• **EXERCISE INPUTS**
+===+

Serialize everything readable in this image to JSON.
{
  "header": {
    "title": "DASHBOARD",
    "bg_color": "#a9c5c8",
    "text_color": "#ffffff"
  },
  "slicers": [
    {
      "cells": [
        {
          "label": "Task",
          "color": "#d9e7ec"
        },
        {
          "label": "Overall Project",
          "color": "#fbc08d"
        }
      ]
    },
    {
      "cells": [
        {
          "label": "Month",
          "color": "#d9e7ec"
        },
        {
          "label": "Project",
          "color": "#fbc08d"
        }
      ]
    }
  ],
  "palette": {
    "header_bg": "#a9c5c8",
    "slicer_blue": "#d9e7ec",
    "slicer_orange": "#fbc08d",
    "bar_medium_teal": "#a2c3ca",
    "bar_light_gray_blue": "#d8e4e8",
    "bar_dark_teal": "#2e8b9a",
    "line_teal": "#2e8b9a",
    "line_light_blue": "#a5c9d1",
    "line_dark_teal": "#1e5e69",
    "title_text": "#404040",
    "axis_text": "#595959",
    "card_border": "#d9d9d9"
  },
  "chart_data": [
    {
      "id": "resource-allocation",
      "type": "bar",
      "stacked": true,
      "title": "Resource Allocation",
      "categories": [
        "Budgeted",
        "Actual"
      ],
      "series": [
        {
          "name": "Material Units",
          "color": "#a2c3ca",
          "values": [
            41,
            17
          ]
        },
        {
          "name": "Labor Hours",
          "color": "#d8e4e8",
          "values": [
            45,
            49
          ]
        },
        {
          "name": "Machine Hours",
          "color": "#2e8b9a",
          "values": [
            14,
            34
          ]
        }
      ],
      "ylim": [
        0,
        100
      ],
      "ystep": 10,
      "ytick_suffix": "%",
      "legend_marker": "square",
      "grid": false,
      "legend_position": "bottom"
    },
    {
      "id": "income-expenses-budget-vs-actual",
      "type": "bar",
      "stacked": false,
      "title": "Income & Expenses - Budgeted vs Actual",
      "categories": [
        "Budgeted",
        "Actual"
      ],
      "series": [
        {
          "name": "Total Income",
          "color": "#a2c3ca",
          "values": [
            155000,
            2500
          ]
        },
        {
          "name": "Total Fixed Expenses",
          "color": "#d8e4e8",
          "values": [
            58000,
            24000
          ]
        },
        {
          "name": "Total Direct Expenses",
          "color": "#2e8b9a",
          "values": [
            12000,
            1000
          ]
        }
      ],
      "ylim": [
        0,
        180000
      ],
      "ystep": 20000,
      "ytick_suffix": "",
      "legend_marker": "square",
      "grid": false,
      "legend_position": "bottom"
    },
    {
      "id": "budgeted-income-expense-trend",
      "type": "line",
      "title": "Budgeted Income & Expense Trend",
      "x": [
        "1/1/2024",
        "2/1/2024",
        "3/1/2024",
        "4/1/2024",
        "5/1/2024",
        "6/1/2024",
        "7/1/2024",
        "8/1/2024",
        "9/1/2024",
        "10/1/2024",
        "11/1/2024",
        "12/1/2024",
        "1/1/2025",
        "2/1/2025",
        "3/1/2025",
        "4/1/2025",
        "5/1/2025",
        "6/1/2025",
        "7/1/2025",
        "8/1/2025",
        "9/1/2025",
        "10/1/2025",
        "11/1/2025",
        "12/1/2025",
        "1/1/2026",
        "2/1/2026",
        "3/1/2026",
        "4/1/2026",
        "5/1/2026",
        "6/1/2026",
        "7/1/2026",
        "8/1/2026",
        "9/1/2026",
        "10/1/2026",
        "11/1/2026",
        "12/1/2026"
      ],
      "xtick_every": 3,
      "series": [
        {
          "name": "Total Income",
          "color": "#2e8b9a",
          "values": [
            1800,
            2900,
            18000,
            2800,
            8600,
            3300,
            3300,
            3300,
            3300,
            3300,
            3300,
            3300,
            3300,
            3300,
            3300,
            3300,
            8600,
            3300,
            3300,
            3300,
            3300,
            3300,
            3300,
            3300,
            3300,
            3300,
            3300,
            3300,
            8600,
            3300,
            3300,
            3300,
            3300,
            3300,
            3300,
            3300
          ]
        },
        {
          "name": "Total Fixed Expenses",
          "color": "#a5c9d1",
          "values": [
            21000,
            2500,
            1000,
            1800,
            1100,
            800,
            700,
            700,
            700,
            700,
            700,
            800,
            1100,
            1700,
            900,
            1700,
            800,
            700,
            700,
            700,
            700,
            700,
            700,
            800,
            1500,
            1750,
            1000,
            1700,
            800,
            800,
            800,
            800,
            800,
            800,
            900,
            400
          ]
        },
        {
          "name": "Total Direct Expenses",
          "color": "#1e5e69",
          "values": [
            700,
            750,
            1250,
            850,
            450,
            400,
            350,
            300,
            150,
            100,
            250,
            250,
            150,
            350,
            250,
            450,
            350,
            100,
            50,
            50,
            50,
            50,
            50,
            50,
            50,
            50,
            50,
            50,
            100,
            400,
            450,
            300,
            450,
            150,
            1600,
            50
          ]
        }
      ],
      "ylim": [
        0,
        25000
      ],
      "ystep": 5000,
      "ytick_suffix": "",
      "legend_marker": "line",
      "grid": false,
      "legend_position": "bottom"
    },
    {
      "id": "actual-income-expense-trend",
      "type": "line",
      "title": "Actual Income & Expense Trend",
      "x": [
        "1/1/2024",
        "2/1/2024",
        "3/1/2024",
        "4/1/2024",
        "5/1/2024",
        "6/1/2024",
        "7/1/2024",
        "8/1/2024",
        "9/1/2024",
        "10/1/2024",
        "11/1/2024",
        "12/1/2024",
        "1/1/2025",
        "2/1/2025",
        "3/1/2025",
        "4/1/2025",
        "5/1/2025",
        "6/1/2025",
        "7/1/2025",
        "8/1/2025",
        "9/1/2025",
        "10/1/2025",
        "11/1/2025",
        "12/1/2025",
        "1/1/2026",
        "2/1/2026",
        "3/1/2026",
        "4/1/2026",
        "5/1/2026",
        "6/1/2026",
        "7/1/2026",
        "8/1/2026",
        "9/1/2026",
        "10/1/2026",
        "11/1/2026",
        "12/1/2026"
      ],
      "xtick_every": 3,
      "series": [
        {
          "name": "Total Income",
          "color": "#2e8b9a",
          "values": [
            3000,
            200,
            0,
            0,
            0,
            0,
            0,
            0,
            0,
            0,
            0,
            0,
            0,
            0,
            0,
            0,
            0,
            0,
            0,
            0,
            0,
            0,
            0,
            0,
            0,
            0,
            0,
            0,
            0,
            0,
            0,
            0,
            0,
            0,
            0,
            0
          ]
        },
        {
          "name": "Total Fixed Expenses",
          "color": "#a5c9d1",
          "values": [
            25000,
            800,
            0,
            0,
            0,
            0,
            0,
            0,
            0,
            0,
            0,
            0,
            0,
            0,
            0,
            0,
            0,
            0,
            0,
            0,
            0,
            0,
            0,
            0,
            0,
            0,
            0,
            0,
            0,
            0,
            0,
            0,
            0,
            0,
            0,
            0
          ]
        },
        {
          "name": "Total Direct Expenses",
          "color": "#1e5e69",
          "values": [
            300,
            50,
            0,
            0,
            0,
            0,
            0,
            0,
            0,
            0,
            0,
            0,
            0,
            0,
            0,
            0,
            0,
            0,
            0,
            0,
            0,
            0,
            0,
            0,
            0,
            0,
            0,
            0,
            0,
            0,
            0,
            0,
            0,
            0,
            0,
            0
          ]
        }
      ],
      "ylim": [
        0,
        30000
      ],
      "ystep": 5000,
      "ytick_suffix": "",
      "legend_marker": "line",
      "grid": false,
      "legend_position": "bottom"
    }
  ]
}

+===+

• **YOUR GOAL**
Recopy the entries above in their entirety, exactly.

• **ANSWER TO THIS EXERCISE**
Serialize everything readable in this image to JSON.
{
  "header": {
    "title": "DASHBOARD",
    "bg_color": "#a9c5c8",
    "text_color": "#ffffff"
  },
  "slicers": [
    {
      "cells": [
        {
          "label": "Task",
          "color": "#d9e7ec"
        },
        {
          "label": "Overall Project",
          "color": "#fbc08d"
        }
      ]
    },
    {
      "cells": [
        {
          "label": "Month",
          "color": "#d9e7ec"
        },
        {
          "label": "Project",
          "color": "#fbc08d"
        }
      ]
    }
  ],
  "palette": {
    "header_bg": "#a9c5c8",
    "slicer_blue": "#d9e7ec",
    "slicer_orange": "#fbc08d",
    "bar_medium_teal": "#a2c3ca",
    "bar_light_gray_blue": "#d8e4e8",
    "bar_dark_teal": "#2e8b9a",
    "line_teal": "#2e8b9a",
    "line_light_blue": "#a5c9d1",
    "line_dark_teal": "#1e5e69",
    "title_text": "#404040",
    "axis_text": "#595959",
    "card_border": "#d9d9d9"
  },
  "chart_data": [
    {
      "id": "resource-allocation",
      "type": "bar",
      "stacked": true,
      "title": "Resource Allocation",
      "categories": [
        "Budgeted",
        "Actual"
      ],
      "series": [
        {
          "name": "Material Units",
          "color": "#a2c3ca",
          "values": [
            41,
            17
          ]
        },
        {
          "name": "Labor Hours",
          "color": "#d8e4e8",
          "values": [
            45,
            49
          ]
        },
        {
          "name": "Machine Hours",
          "color": "#2e8b9a",
          "values": [
            14,
            34
          ]
        }
      ],
      "ylim": [
        0,
        100
      ],
      "ystep": 10,
      "ytick_suffix": "%",
      "legend_marker": "square",
      "grid": false,
      "legend_position": "bottom"
    },
    {
      "id": "income-expenses-budget-vs-actual",
      "type": "bar",
      "stacked": false,
      "title": "Income & Expenses - Budgeted vs Actual",
      "categories": [
        "Budgeted",
        "Actual"
      ],
      "series": [
        {
          "name": "Total Income",
          "color": "#a2c3ca",
          "values": [
            155000,
            2500
          ]
        },
        {
          "name": "Total Fixed Expenses",
          "color": "#d8e4e8",
          "values": [
            58000,
            24000
          ]
        },
        {
          "name": "Total Direct Expenses",
          "color": "#2e8b9a",
          "values": [
            12000,
            1000
          ]
        }
      ],
      "ylim": [
        0,
        180000
      ],
      "ystep": 20000,
      "ytick_suffix": "",
      "legend_marker": "square",
      "grid": false,
      "legend_position": "bottom"
    },
    {
      "id": "budgeted-income-expense-trend",
      "type": "line",
      "title": "Budgeted Income & Expense Trend",
      "x": [
        "1/1/2024",
        "2/1/2024",
        "3/1/2024",
        "4/1/2024",
        "5/1/2024",
        "6/1/2024",
        "7/1/2024",
        "8/1/2024",
        "9/1/2024",
        "10/1/2024",
        "11/1/2024",
        "12/1/2024",
        "1/1/2025",
        "2/1/2025",
        "3/1/2025",
        "4/1/2025",
        "5/1/2025",
        "6/1/2025",
        "7/1/2025",
        "8/1/2025",
        "9/1/2025",
        "10/1/2025",
        "11/1/2025",
        "12/1/2025",
        "1/1/2026",
        "2/1/2026",
        "3/1/2026",
        "4/1/2026",
        "5/1/2026",
        "6/1/2026",
        "7/1/2026",
        "8/1/2026",
        "9/1/2026",
        "10/1/2026",
        "11/1/2026",
        "12/1/2026"
      ],
      "xtick_every": 3,
      "series": [
        {
          "name": "Total Income",
          "color": "#2e8b9a",
          "values": [
            1800,
            2900,
            18000,
            2800,
            8600,
            3300,
            3300,
            3300,
            3300,
            3300,
            3300,
            3300,
            3300,
            3300,
            3300,
            3300,
            8600,
            3300,
            3300,
            3300,
            3300,
            3300,
            3300,
            3300,
            3300,
            3300,
            3300,
            3300,
            8600,
            3300,
            3300,
            3300,
            3300,
            3300,
            3300,
            3300
          ]
        },
        {
          "name": "Total Fixed Expenses",
          "color": "#a5c9d1",
          "values": [
            21000,
            2500,
            1000,
            1800,
            1100,
            800,
            700,
            700,
            700,
            700,
            700,
            800,
            1100,
            1700,
            900,
            1700,
            800,
            700,
            700,
            700,
            700,
            700,
            700,
            800,
            1500,
            1750,
            1000,
            1700,
            800,
            800,
            800,
            800,
            800,
            800,
            900,
            400
          ]
        },
        {
          "name": "Total Direct Expenses",
          "color": "#1e5e69",
          "values": [
            700,
            750,
            1250,
            850,
            450,
            400,
            350,
            300,
            150,
            100,
            250,
            250,
            150,
            350,
            250,
            450,
            350,
            100,
            50,
            50,
            50,
            50,
            50,
            50,
            50,
            50,
            50,
            50,
            100,
            400,
            450,
            300,
            450,
            150,
            1600,
            50
          ]
        }
      ],
      "ylim": [
        0,
        25000
      ],
      "ystep": 5000,
      "ytick_suffix": "",
      "legend_marker": "line",
      "grid": false,
      "legend_position": "bottom"
    },
    {
      "id": "actual-income-expense-trend",
      "type": "line",
      "title": "Actual Income & Expense Trend",
      "x": [
        "1/1/2024",
        "2/1/2024",
        "3/1/2024",
        "4/1/2024",
        "5/1/2024",
        "6/1/2024",
        "7/1/2024",
        "8/1/2024",
        "9/1/2024",
        "10/1/2024",
        "11/1/2024",
        "12/1/2024",
        "1/1/2025",
        "2/1/2025",
        "3/1/2025",
        "4/1/2025",
        "5/1/2025",
        "6/1/2025",
        "7/1/2025",
        "8/1/2025",
        "9/1/2025",
        "10/1/2025",
        "11/1/2025",
        "12/1/2025",
        "1/1/2026",
        "2/1/2026",
        "3/1/2026",
        "4/1/2026",
        "5/1/2026",
        "6/1/2026",
        "7/1/2026",
        "8/1/2026",
        "9/1/2026",
        "10/1/2026",
        "11/1/2026",
        "12/1/2026"
      ],
      "xtick_every": 3,
      "series": [
        {
          "name": "Total Income",
          "color": "#2e8b9a",
          "values": [
            3000,
            200,
            0,
            0,
            0,
            0,
            0,
            0,
            0,
            0,
            0,
            0,
            0,
            0,
            0,
            0,
            0,
            0,
            0,
            0,
            0,
            0,
            0,
            0,
            0,
            0,
            0,
            0,
            0,
            0,
            0,
            0,
            0,
            0,
            0,
            0
          ]
        },
        {
          "name": "Total Fixed Expenses",
          "color": "#a5c9d1",
          "values": [
            25000,
            800,
            0,
            0,
            0,
            0,
            0,
            0,
            0,
            0,
            0,
            0,
            0,
            0,
            0,
            0,
            0,
            0,
            0,
            0,
            0,
            0,
            0,
            0,
            0,
            0,
            0,
            0,
            0,
            0,
            0,
            0,
            0,
            0,
            0,
            0
          ]
        },
        {
          "name": "Total Direct Expenses",
          "color": "#1e5e69",
          "values": [
            300,
            50,
            0,
            0,
            0,
            0,
            0,
            0,
            0,
            0,
            0,
            0,
            0,
            0,
            0,
            0,
            0,
            0,
            0,
            0,
            0,
            0,
            0,
            0,
            0,
            0,
            0,
            0,
            0,
            0,
            0,
            0,
            0,
            0,
            0,
            0
          ]
        }
      ],
      "ylim": [
        0,
        30000
      ],
      "ystep": 5000,
      "ytick_suffix": "",
      "legend_marker": "line",
      "grid": false,
      "legend_position": "bottom"
    }
  ]
}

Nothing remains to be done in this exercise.